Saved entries
—————

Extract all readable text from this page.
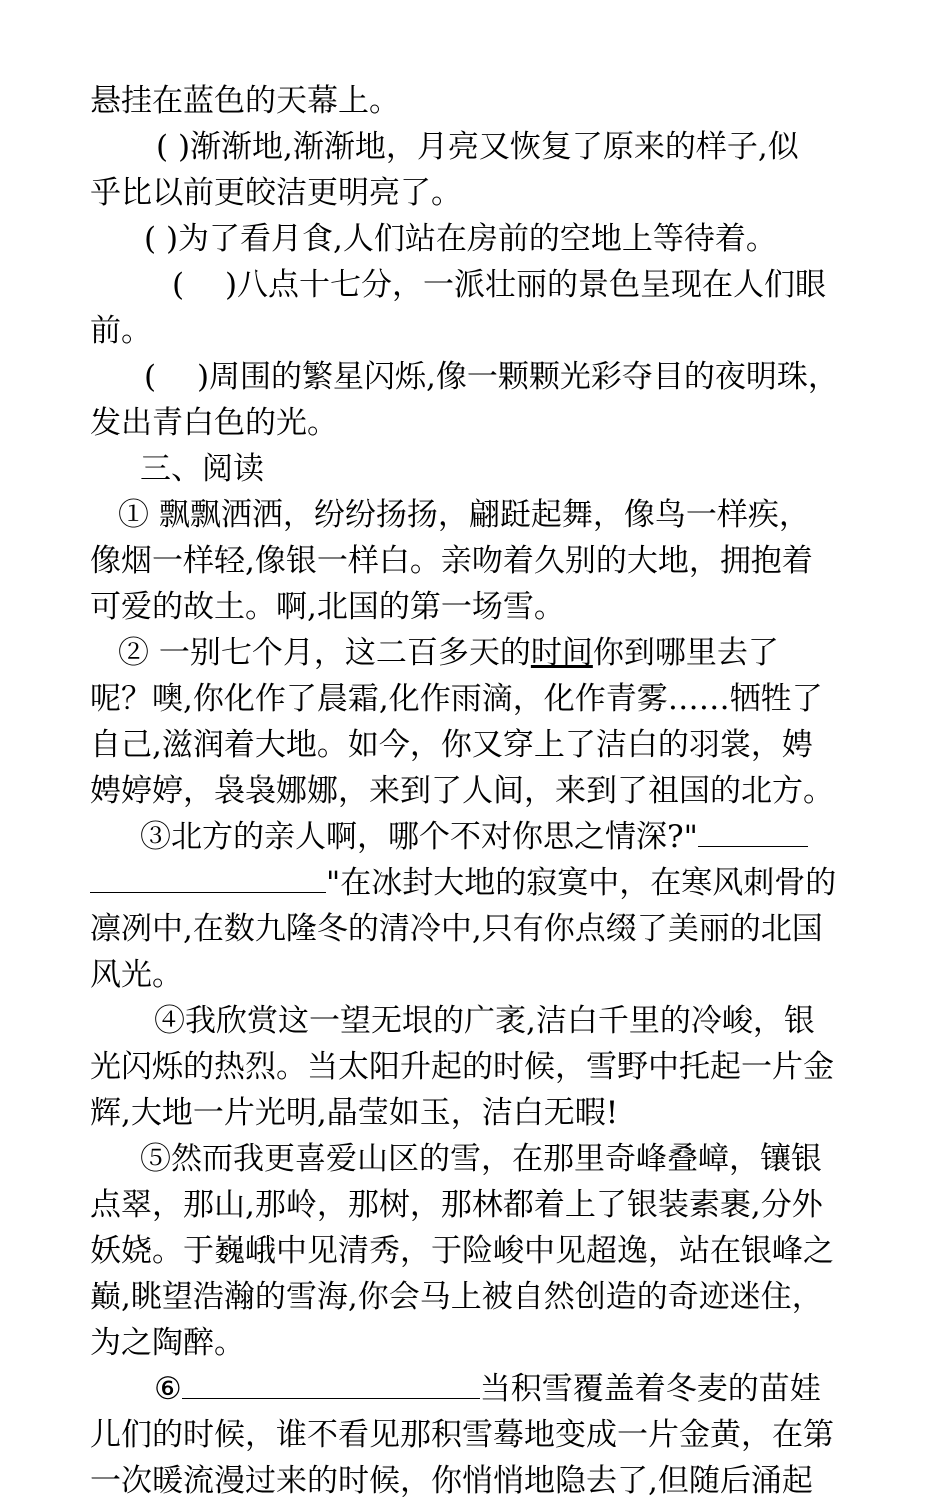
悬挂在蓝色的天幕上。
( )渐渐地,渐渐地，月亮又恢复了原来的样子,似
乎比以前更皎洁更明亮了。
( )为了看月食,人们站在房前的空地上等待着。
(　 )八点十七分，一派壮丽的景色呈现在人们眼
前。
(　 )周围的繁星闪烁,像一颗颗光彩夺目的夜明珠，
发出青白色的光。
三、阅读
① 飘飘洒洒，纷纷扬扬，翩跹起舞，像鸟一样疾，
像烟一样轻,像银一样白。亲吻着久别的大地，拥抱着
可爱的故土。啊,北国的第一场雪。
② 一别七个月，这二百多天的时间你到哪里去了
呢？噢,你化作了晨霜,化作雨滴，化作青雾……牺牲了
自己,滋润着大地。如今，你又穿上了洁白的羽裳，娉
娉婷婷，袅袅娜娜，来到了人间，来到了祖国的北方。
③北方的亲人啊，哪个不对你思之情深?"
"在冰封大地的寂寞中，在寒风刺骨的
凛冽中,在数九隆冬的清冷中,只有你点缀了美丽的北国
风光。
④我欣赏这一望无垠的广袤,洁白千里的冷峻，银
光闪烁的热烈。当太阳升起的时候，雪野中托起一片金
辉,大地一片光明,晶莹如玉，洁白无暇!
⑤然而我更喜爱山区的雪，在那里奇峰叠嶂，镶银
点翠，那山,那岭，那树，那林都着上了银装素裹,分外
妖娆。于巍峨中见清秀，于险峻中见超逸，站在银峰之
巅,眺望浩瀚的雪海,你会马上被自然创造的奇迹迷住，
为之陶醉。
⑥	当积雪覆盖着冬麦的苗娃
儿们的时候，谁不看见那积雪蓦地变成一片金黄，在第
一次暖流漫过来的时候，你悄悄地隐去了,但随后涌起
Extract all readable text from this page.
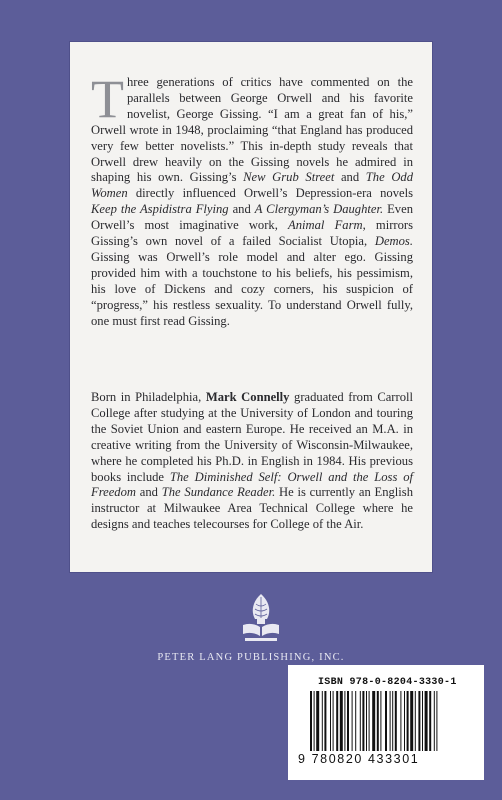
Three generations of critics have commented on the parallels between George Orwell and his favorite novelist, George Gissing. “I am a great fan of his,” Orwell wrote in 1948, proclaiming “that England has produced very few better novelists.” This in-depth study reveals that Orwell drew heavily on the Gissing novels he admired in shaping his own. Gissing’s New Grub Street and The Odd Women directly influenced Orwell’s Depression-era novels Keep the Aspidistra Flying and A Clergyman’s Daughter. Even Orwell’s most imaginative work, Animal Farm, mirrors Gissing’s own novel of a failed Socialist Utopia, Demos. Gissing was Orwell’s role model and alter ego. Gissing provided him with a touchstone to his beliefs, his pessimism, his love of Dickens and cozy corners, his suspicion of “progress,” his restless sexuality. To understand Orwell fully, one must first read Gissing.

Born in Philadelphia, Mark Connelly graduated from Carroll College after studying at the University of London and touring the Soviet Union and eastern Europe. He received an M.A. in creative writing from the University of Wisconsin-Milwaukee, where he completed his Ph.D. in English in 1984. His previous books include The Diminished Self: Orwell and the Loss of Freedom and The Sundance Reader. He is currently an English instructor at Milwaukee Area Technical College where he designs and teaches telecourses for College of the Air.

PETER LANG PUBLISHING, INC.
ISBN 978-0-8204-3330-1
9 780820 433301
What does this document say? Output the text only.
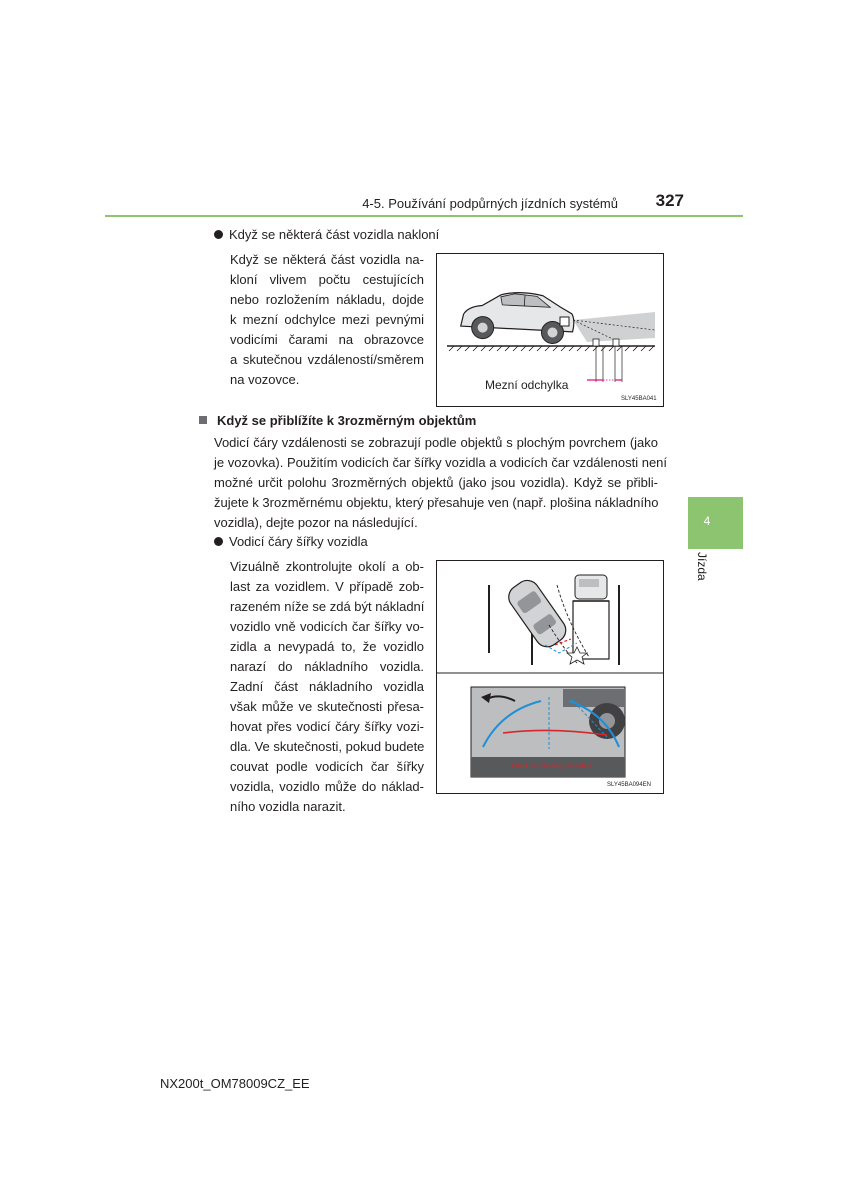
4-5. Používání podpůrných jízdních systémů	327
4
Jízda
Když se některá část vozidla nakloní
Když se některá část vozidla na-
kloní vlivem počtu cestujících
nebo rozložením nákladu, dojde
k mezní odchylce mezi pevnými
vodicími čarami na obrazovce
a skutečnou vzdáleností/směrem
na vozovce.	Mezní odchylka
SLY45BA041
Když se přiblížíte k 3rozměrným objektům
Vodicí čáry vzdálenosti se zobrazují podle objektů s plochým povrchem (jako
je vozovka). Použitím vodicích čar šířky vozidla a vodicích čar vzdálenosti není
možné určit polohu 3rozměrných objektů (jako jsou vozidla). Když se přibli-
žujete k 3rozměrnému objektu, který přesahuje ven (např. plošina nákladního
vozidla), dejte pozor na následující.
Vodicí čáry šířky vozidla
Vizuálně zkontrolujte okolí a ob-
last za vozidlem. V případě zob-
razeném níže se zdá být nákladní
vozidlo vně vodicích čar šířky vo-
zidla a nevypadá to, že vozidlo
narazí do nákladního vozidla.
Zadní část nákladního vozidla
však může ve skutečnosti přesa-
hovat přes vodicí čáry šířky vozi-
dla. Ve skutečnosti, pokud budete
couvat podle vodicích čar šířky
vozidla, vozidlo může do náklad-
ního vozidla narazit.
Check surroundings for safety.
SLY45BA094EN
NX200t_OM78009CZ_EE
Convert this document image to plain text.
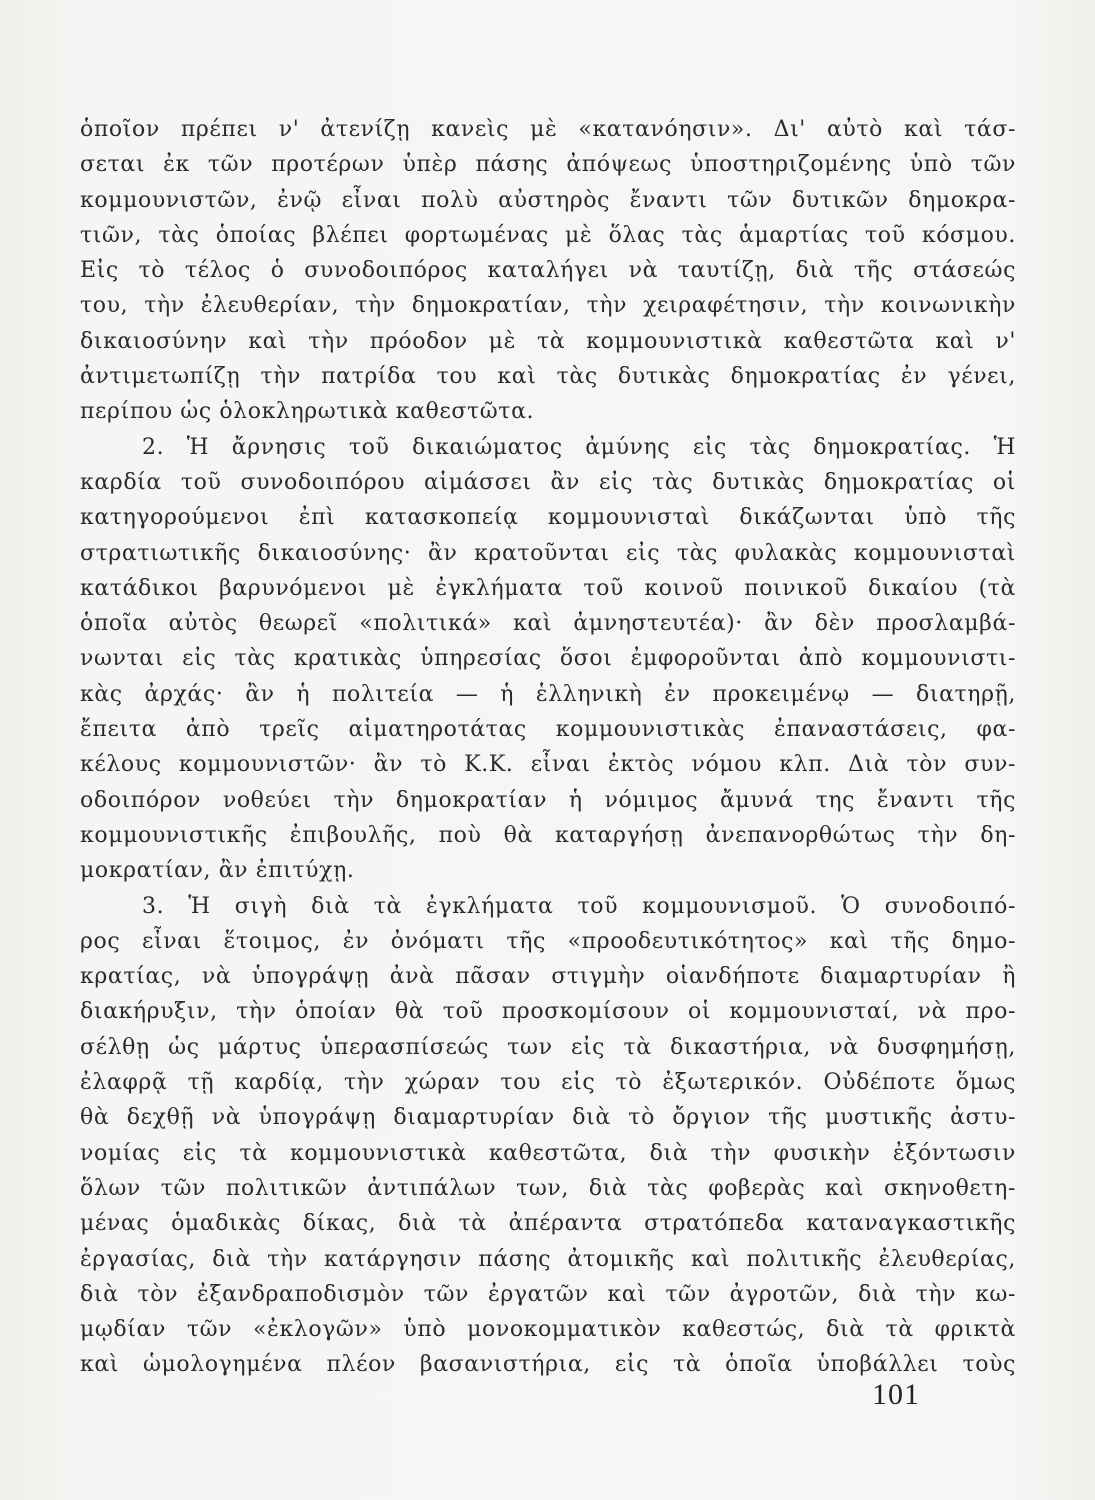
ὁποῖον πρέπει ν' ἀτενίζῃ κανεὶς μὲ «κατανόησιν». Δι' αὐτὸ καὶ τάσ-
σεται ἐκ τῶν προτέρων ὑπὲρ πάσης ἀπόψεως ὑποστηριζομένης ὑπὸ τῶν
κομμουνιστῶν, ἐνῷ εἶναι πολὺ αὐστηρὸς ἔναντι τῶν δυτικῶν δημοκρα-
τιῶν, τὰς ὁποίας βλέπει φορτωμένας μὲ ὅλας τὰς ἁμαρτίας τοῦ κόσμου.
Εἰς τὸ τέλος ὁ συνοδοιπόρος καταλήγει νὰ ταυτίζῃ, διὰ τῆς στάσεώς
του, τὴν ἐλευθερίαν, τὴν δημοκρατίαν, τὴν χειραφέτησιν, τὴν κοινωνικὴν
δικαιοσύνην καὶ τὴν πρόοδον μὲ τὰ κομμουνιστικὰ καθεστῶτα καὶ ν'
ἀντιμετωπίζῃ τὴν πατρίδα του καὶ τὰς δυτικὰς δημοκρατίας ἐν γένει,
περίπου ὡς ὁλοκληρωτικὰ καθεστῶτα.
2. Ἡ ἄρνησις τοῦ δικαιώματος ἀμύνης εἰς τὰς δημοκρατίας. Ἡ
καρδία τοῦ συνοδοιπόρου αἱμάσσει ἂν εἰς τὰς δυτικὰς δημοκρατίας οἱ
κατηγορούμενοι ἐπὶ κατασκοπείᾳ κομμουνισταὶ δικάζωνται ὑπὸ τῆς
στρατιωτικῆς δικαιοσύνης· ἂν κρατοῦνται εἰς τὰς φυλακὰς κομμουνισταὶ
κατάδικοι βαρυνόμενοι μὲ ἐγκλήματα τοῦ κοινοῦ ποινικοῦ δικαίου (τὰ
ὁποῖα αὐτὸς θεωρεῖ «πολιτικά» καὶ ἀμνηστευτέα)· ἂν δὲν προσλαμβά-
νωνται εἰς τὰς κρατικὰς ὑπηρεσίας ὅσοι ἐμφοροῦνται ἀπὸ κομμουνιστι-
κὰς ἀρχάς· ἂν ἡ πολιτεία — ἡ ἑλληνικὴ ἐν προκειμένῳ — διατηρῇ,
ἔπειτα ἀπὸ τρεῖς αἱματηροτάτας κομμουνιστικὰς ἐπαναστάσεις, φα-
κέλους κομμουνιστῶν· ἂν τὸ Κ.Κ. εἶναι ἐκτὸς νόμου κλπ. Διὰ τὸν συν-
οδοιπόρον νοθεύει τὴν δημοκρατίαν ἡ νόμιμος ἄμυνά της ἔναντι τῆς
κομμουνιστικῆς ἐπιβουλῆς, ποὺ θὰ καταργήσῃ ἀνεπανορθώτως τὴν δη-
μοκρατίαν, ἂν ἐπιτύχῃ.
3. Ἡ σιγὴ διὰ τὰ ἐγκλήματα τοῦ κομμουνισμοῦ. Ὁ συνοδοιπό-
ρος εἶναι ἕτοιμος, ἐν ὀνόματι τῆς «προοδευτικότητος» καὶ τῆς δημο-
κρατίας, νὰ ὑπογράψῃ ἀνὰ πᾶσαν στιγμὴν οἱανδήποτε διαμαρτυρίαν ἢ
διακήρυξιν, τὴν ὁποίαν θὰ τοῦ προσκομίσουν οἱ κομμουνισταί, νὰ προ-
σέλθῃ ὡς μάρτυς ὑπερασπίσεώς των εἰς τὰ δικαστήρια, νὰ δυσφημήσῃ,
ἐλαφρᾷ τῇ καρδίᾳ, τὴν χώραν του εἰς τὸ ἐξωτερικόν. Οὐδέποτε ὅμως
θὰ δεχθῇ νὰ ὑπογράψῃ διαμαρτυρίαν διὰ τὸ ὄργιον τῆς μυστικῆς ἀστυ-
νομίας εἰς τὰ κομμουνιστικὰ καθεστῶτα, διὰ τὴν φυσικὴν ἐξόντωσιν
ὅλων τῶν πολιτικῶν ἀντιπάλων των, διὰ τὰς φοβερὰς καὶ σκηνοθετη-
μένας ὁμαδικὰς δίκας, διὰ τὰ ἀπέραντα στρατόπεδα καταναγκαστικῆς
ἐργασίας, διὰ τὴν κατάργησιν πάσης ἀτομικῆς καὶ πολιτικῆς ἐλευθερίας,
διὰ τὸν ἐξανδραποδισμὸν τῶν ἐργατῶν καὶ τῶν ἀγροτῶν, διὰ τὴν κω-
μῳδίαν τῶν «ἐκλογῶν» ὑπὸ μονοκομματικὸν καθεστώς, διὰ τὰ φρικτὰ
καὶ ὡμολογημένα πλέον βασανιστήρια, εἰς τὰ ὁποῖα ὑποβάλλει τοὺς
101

—————

◆ TASK GOAL
Filter out all lines lacking the word "document" and copy the rest.

◆ SOLUTION TO THE EXERCISE
What does this document say? Output the text only.
Convert this document image to plain text.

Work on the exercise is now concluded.